╔══

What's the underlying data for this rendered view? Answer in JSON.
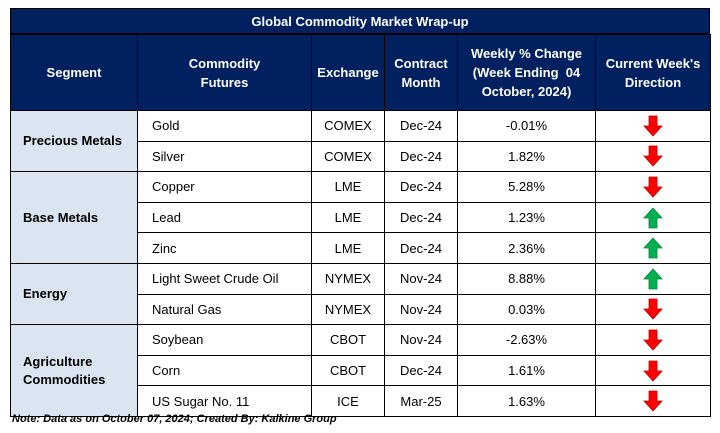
{
  "title": "Global Commodity Market Wrap-up",
  "headers": {
    "segment": "Segment",
    "commodity": "Commodity Futures",
    "exchange": "Exchange",
    "contract": "Contract Month",
    "change_line1": "Weekly % Change",
    "change_line2": "(Week Ending  04",
    "change_line3": "October, 2024)",
    "direction": "Current Week's Direction"
  },
  "segments": [
    {
      "name_line1": "Precious Metals",
      "name_line2": ""
    },
    {
      "name_line1": "Base Metals",
      "name_line2": ""
    },
    {
      "name_line1": "Energy",
      "name_line2": ""
    },
    {
      "name_line1": "Agriculture",
      "name_line2": "Commodities"
    }
  ],
  "rows": [
    {
      "commodity": "Gold",
      "exchange": "COMEX",
      "contract": "Dec-24",
      "change": "-0.01%",
      "direction": "down"
    },
    {
      "commodity": "Silver",
      "exchange": "COMEX",
      "contract": "Dec-24",
      "change": "1.82%",
      "direction": "down"
    },
    {
      "commodity": "Copper",
      "exchange": "LME",
      "contract": "Dec-24",
      "change": "5.28%",
      "direction": "down"
    },
    {
      "commodity": "Lead",
      "exchange": "LME",
      "contract": "Dec-24",
      "change": "1.23%",
      "direction": "up"
    },
    {
      "commodity": "Zinc",
      "exchange": "LME",
      "contract": "Dec-24",
      "change": "2.36%",
      "direction": "up"
    },
    {
      "commodity": "Light Sweet Crude Oil",
      "exchange": "NYMEX",
      "contract": "Nov-24",
      "change": "8.88%",
      "direction": "up"
    },
    {
      "commodity": "Natural Gas",
      "exchange": "NYMEX",
      "contract": "Nov-24",
      "change": "0.03%",
      "direction": "down"
    },
    {
      "commodity": "Soybean",
      "exchange": "CBOT",
      "contract": "Nov-24",
      "change": "-2.63%",
      "direction": "down"
    },
    {
      "commodity": "Corn",
      "exchange": "CBOT",
      "contract": "Dec-24",
      "change": "1.61%",
      "direction": "down"
    },
    {
      "commodity": "US Sugar No. 11",
      "exchange": "ICE",
      "contract": "Mar-25",
      "change": "1.63%",
      "direction": "down"
    }
  ],
  "note": "Note: Data as on October 07, 2024; Created By: Kalkine Group",
  "colors": {
    "header_bg": "#002060",
    "segment_bg": "#dbe5f1",
    "arrow_up": "#00b050",
    "arrow_down": "#ff0000"
  }
}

╚══

Objective: Write the entries above out again exactly, but not the pictures.

Exercise answer:
What's the underlying data for this rendered view? Answer in JSON.
{
  "title": "Global Commodity Market Wrap-up",
  "headers": {
    "segment": "Segment",
    "commodity": "Commodity Futures",
    "exchange": "Exchange",
    "contract": "Contract Month",
    "change_line1": "Weekly % Change",
    "change_line2": "(Week Ending  04",
    "change_line3": "October, 2024)",
    "direction": "Current Week's Direction"
  },
  "segments": [
    {
      "name_line1": "Precious Metals",
      "name_line2": ""
    },
    {
      "name_line1": "Base Metals",
      "name_line2": ""
    },
    {
      "name_line1": "Energy",
      "name_line2": ""
    },
    {
      "name_line1": "Agriculture",
      "name_line2": "Commodities"
    }
  ],
  "rows": [
    {
      "commodity": "Gold",
      "exchange": "COMEX",
      "contract": "Dec-24",
      "change": "-0.01%",
      "direction": "down"
    },
    {
      "commodity": "Silver",
      "exchange": "COMEX",
      "contract": "Dec-24",
      "change": "1.82%",
      "direction": "down"
    },
    {
      "commodity": "Copper",
      "exchange": "LME",
      "contract": "Dec-24",
      "change": "5.28%",
      "direction": "down"
    },
    {
      "commodity": "Lead",
      "exchange": "LME",
      "contract": "Dec-24",
      "change": "1.23%",
      "direction": "up"
    },
    {
      "commodity": "Zinc",
      "exchange": "LME",
      "contract": "Dec-24",
      "change": "2.36%",
      "direction": "up"
    },
    {
      "commodity": "Light Sweet Crude Oil",
      "exchange": "NYMEX",
      "contract": "Nov-24",
      "change": "8.88%",
      "direction": "up"
    },
    {
      "commodity": "Natural Gas",
      "exchange": "NYMEX",
      "contract": "Nov-24",
      "change": "0.03%",
      "direction": "down"
    },
    {
      "commodity": "Soybean",
      "exchange": "CBOT",
      "contract": "Nov-24",
      "change": "-2.63%",
      "direction": "down"
    },
    {
      "commodity": "Corn",
      "exchange": "CBOT",
      "contract": "Dec-24",
      "change": "1.61%",
      "direction": "down"
    },
    {
      "commodity": "US Sugar No. 11",
      "exchange": "ICE",
      "contract": "Mar-25",
      "change": "1.63%",
      "direction": "down"
    }
  ],
  "note": "Note: Data as on October 07, 2024; Created By: Kalkine Group",
  "colors": {
    "header_bg": "#002060",
    "segment_bg": "#dbe5f1",
    "arrow_up": "#00b050",
    "arrow_down": "#ff0000"
  }
}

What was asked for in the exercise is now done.